# What you will do
Rewrite the material from the line with "entry-date-hint: в формате" through the line with "patronymic-hint: (буквами русского", substituting "note" for each "hint" and leaving everything else unchanged. Give only those lines.

# Records to process
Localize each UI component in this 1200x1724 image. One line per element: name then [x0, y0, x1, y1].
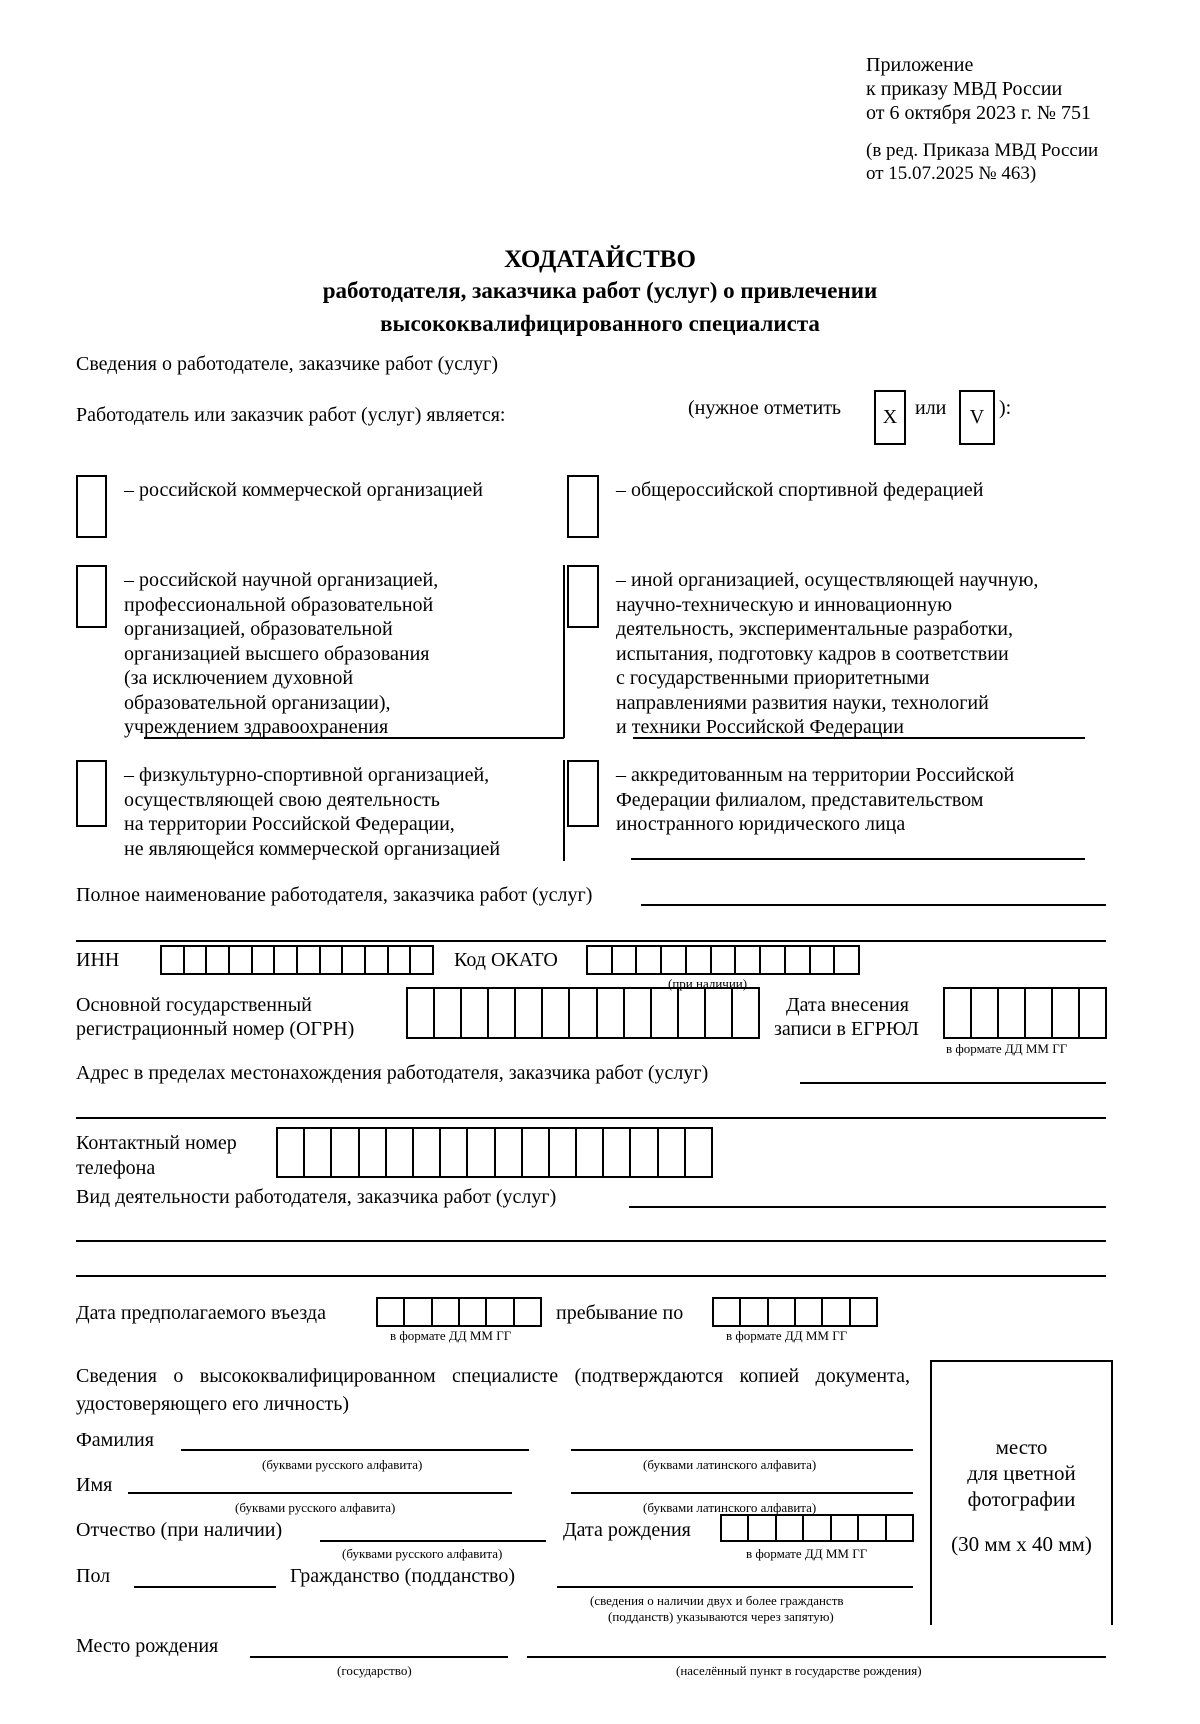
entry-date-hint: в формате ДД ММ ГГ [390, 1328, 512, 1343]
appendix-line-1: Приложение [866, 54, 974, 76]
full-name-field-line-2[interactable] [76, 940, 1106, 942]
option-4-checkbox[interactable] [567, 565, 599, 628]
okato-hint: (при наличии) [668, 976, 748, 991]
name-lat-hint: (буквами латинского алфавита) [643, 1500, 817, 1515]
patronymic-label: Отчество (при наличии) [76, 1519, 283, 1541]
birthplace-locality-hint: (населённый пункт в государстве рождения) [676, 1663, 922, 1678]
option-3-checkbox[interactable] [76, 565, 107, 628]
appendix-line-3: от 6 октября 2023 г. № 751 [866, 102, 1092, 124]
employer-type-label: Работодатель или заказчик работ (услуг) является: [76, 404, 506, 426]
entry-date-label: Дата предполагаемого въезда [76, 1302, 326, 1324]
photo-line-3: фотографии [967, 1487, 1076, 1511]
birthplace-state-hint: (государство) [337, 1663, 412, 1678]
edition-line-1: (в ред. Приказа МВД России [866, 140, 1099, 161]
photo-line-1: место [995, 1435, 1048, 1459]
address-field[interactable] [800, 1082, 1106, 1084]
mark-hint: (нужное отметить [688, 397, 842, 419]
egrul-date-input[interactable] [943, 987, 1107, 1039]
activity-field[interactable] [629, 1206, 1106, 1208]
mark-v-sample: V [959, 390, 995, 445]
photo-line-2: для цветной [967, 1461, 1076, 1485]
birthplace-label: Место рождения [76, 1635, 219, 1657]
mark-or: или [915, 397, 947, 419]
sex-label: Пол [76, 1565, 111, 1587]
option-3-label: – российской научной организацией, профессиональной образовательной организацией, образовательной организацией высшего образования (за исключением духовной образовательной организации), учреждением здравоохранения [124, 569, 439, 738]
name-ru-hint: (буквами русского алфавита) [235, 1500, 396, 1515]
patronymic-field[interactable] [320, 1540, 546, 1542]
option-3-underline [144, 737, 564, 739]
phone-label-1: Контактный номер [76, 1132, 237, 1154]
okato-label: Код ОКАТО [454, 949, 558, 971]
ogrn-label-1: Основной государственный [76, 994, 312, 1016]
birth-date-hint: в формате ДД ММ ГГ [746, 1546, 868, 1561]
surname-lat-hint: (буквами латинского алфавита) [643, 1457, 817, 1472]
patronymic-hint: (буквами русского алфавита) [342, 1546, 503, 1561]
document-subtitle-1: работодателя, заказчика работ (услуг) о привлечении [322, 278, 878, 303]
birth-date-label: Дата рождения [563, 1519, 691, 1541]
egrul-date-hint: в формате ДД ММ ГГ [946, 1041, 1068, 1056]
appendix-line-2: к приказу МВД России [866, 78, 1063, 100]
mark-x-sample: X [874, 390, 906, 445]
ogrn-label-2: регистрационный номер (ОГРН) [76, 1018, 355, 1040]
entry-date-input[interactable] [376, 1297, 542, 1327]
name-ru-field[interactable] [128, 1492, 512, 1494]
stay-date-input[interactable] [712, 1297, 878, 1327]
birthplace-state-field[interactable] [250, 1656, 508, 1658]
option-6-label: – аккредитованным на территории Российской Федерации филиалом, представительством иностранного юридического лица [616, 764, 1015, 835]
surname-ru-field[interactable] [181, 1449, 529, 1451]
option-5-label: – физкультурно-спортивной организацией, осуществляющей свою деятельность на территории Российской Федерации, не являющейся коммерческой организацией [124, 764, 501, 860]
address-field-line-2[interactable] [76, 1117, 1106, 1119]
activity-field-line-2[interactable] [76, 1240, 1106, 1242]
egrul-label-1: Дата внесения [786, 994, 909, 1016]
option-5-checkbox[interactable] [76, 760, 107, 827]
ogrn-input[interactable] [406, 987, 760, 1039]
activity-field-line-3[interactable] [76, 1275, 1106, 1277]
document-subtitle-2: высококвалифицированного специалиста [380, 311, 820, 336]
surname-label: Фамилия [76, 1429, 154, 1451]
option-1-label: – российской коммерческой организацией [124, 479, 483, 501]
phone-label-2: телефона [76, 1157, 156, 1179]
option-4-label: – иной организацией, осуществляющей научную, научно-техническую и инновационную деятельность, экспериментальные разработки, испытания, подготовку кадров в соответствии с государственными приоритетными направлениями развития науки, технологий и техники Российской Федерации [616, 569, 1039, 738]
option-2-checkbox[interactable] [567, 475, 599, 538]
option-6-checkbox[interactable] [567, 760, 599, 827]
birthplace-locality-field[interactable] [527, 1656, 1106, 1658]
option-5-divider [563, 760, 565, 861]
address-label: Адрес в пределах местонахождения работодателя, заказчика работ (услуг) [76, 1062, 709, 1084]
birth-date-input[interactable] [720, 1514, 914, 1542]
document-title: ХОДАТАЙСТВО [504, 246, 696, 273]
full-name-label: Полное наименование работодателя, заказчика работ (услуг) [76, 884, 593, 906]
option-2-label: – общероссийской спортивной федерацией [616, 479, 984, 501]
citizenship-hint-2: (подданств) указываются через запятую) [608, 1609, 834, 1624]
activity-label: Вид деятельности работодателя, заказчика работ (услуг) [76, 1186, 557, 1208]
citizenship-field[interactable] [557, 1586, 913, 1588]
employer-section-heading: Сведения о работодателе, заказчике работ (услуг) [76, 353, 498, 375]
mark-end: ): [999, 397, 1012, 419]
citizenship-hint-1: (сведения о наличии двух и более гражданств [590, 1593, 844, 1608]
name-lat-field[interactable] [571, 1492, 913, 1494]
option-6-underline [631, 858, 1085, 860]
egrul-label-2: записи в ЕГРЮЛ [774, 1018, 919, 1040]
okato-input[interactable] [586, 945, 860, 975]
inn-input[interactable] [160, 945, 434, 975]
specialist-intro: Сведения о высококвалифицированном специалисте (подтверждаются копией документа, удостоверяющего его личность) [76, 1365, 910, 1415]
phone-input[interactable] [276, 1127, 713, 1178]
option-1-checkbox[interactable] [76, 475, 107, 538]
edition-line-2: от 15.07.2025 № 463) [866, 163, 1037, 184]
surname-lat-field[interactable] [571, 1449, 913, 1451]
stay-label: пребывание по [556, 1302, 684, 1324]
full-name-field[interactable] [641, 904, 1106, 906]
stay-date-hint: в формате ДД ММ ГГ [726, 1328, 848, 1343]
surname-ru-hint: (буквами русского алфавита) [262, 1457, 423, 1472]
photo-size: (30 мм x 40 мм) [951, 1532, 1092, 1556]
sex-field[interactable] [134, 1586, 276, 1588]
citizenship-label: Гражданство (подданство) [290, 1565, 515, 1587]
name-label: Имя [76, 1474, 113, 1496]
option-4-underline [633, 737, 1085, 739]
inn-label: ИНН [76, 949, 120, 971]
option-3-divider [563, 565, 565, 738]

# Task output
entry-date-note: в формате ДД ММ ГГ [390, 1328, 512, 1343]
appendix-line-1: Приложение [866, 54, 974, 76]
full-name-field-line-2[interactable] [76, 940, 1106, 942]
option-4-checkbox[interactable] [567, 565, 599, 628]
okato-note: (при наличии) [668, 976, 748, 991]
name-lat-note: (буквами латинского алфавита) [643, 1500, 817, 1515]
patronymic-label: Отчество (при наличии) [76, 1519, 283, 1541]
birthplace-locality-note: (населённый пункт в государстве рождения) [676, 1663, 922, 1678]
option-3-checkbox[interactable] [76, 565, 107, 628]
appendix-line-3: от 6 октября 2023 г. № 751 [866, 102, 1092, 124]
employer-type-label: Работодатель или заказчик работ (услуг) является: [76, 404, 506, 426]
entry-date-label: Дата предполагаемого въезда [76, 1302, 326, 1324]
photo-line-3: фотографии [967, 1487, 1076, 1511]
birthplace-state-note: (государство) [337, 1663, 412, 1678]
edition-line-1: (в ред. Приказа МВД России [866, 140, 1099, 161]
photo-line-1: место [995, 1435, 1048, 1459]
address-field[interactable] [800, 1082, 1106, 1084]
mark-note: (нужное отметить [688, 397, 842, 419]
egrul-date-input[interactable] [943, 987, 1107, 1039]
activity-field[interactable] [629, 1206, 1106, 1208]
mark-v-sample: V [959, 390, 995, 445]
photo-line-2: для цветной [967, 1461, 1076, 1485]
birthplace-label: Место рождения [76, 1635, 219, 1657]
mark-or: или [915, 397, 947, 419]
sex-label: Пол [76, 1565, 111, 1587]
option-3-label: – российской научной организацией, профессиональной образовательной организацией, образовательной организацией высшего образования (за исключением духовной образовательной организации), учреждением здравоохранения [124, 569, 439, 738]
name-ru-note: (буквами русского алфавита) [235, 1500, 396, 1515]
patronymic-field[interactable] [320, 1540, 546, 1542]
option-3-underline [144, 737, 564, 739]
phone-label-1: Контактный номер [76, 1132, 237, 1154]
okato-label: Код ОКАТО [454, 949, 558, 971]
ogrn-label-1: Основной государственный [76, 994, 312, 1016]
birth-date-note: в формате ДД ММ ГГ [746, 1546, 868, 1561]
surname-lat-note: (буквами латинского алфавита) [643, 1457, 817, 1472]
patronymic-note: (буквами русского алфавита) [342, 1546, 503, 1561]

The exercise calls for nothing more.